** Written task **
Print every line of the material below, keeping each character and number unchanged.

Extracted records:
────────────────────────────────────────

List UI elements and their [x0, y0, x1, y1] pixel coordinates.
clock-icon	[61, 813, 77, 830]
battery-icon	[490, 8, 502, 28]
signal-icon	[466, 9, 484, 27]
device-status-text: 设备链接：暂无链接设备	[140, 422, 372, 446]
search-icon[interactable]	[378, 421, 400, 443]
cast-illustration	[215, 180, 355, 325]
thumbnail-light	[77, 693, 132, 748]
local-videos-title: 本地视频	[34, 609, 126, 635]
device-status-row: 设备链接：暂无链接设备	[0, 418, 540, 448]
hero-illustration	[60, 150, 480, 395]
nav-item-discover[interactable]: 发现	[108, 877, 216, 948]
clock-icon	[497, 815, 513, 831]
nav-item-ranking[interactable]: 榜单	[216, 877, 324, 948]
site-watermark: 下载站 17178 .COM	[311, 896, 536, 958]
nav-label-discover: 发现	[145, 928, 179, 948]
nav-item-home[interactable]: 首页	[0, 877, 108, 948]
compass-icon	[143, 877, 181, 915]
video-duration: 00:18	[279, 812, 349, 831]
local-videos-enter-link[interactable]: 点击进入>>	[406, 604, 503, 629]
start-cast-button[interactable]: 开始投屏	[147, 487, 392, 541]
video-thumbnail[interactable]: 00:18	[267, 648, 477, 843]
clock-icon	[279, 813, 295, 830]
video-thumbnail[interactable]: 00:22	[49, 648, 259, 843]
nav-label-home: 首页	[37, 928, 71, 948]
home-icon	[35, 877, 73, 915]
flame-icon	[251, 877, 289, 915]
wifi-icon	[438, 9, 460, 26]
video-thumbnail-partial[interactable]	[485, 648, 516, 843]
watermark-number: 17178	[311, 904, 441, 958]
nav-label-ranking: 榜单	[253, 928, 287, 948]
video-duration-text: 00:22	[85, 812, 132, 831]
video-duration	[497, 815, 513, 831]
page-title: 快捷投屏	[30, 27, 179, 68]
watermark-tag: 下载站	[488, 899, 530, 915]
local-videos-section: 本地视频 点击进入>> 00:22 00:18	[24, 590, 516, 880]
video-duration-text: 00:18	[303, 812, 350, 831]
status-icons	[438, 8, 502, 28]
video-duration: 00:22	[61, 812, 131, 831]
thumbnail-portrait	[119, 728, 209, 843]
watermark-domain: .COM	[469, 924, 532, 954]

────────────────────────────────────────

** Correct response **
List UI elements and their [x0, y0, x1, y1] pixel coordinates.
clock-icon	[61, 813, 77, 830]
battery-icon	[490, 8, 502, 28]
signal-icon	[466, 9, 484, 27]
device-status-text: 设备链接：暂无链接设备	[140, 422, 372, 446]
search-icon[interactable]	[378, 421, 400, 443]
cast-illustration	[215, 180, 355, 325]
thumbnail-light	[77, 693, 132, 748]
local-videos-title: 本地视频	[34, 609, 126, 635]
device-status-row: 设备链接：暂无链接设备	[0, 418, 540, 448]
hero-illustration	[60, 150, 480, 395]
nav-item-discover[interactable]: 发现	[108, 877, 216, 948]
clock-icon	[497, 815, 513, 831]
nav-item-ranking[interactable]: 榜单	[216, 877, 324, 948]
site-watermark: 下载站 17178 .COM	[311, 896, 536, 958]
nav-label-discover: 发现	[145, 928, 179, 948]
nav-item-home[interactable]: 首页	[0, 877, 108, 948]
compass-icon	[143, 877, 181, 915]
video-duration: 00:18	[279, 812, 349, 831]
local-videos-enter-link[interactable]: 点击进入>>	[406, 604, 503, 629]
start-cast-button[interactable]: 开始投屏	[147, 487, 392, 541]
video-thumbnail[interactable]: 00:18	[267, 648, 477, 843]
clock-icon	[279, 813, 295, 830]
video-thumbnail[interactable]: 00:22	[49, 648, 259, 843]
nav-label-home: 首页	[37, 928, 71, 948]
home-icon	[35, 877, 73, 915]
flame-icon	[251, 877, 289, 915]
wifi-icon	[438, 9, 460, 26]
video-thumbnail-partial[interactable]	[485, 648, 516, 843]
watermark-number: 17178	[311, 904, 441, 958]
nav-label-ranking: 榜单	[253, 928, 287, 948]
video-duration-text: 00:22	[85, 812, 132, 831]
video-duration	[497, 815, 513, 831]
page-title: 快捷投屏	[30, 27, 179, 68]
watermark-tag: 下载站	[488, 899, 530, 915]
local-videos-section: 本地视频 点击进入>> 00:22 00:18	[24, 590, 516, 880]
video-duration-text: 00:18	[303, 812, 350, 831]
status-icons	[438, 8, 502, 28]
video-duration: 00:22	[61, 812, 131, 831]
thumbnail-portrait	[119, 728, 209, 843]
watermark-domain: .COM	[469, 924, 532, 954]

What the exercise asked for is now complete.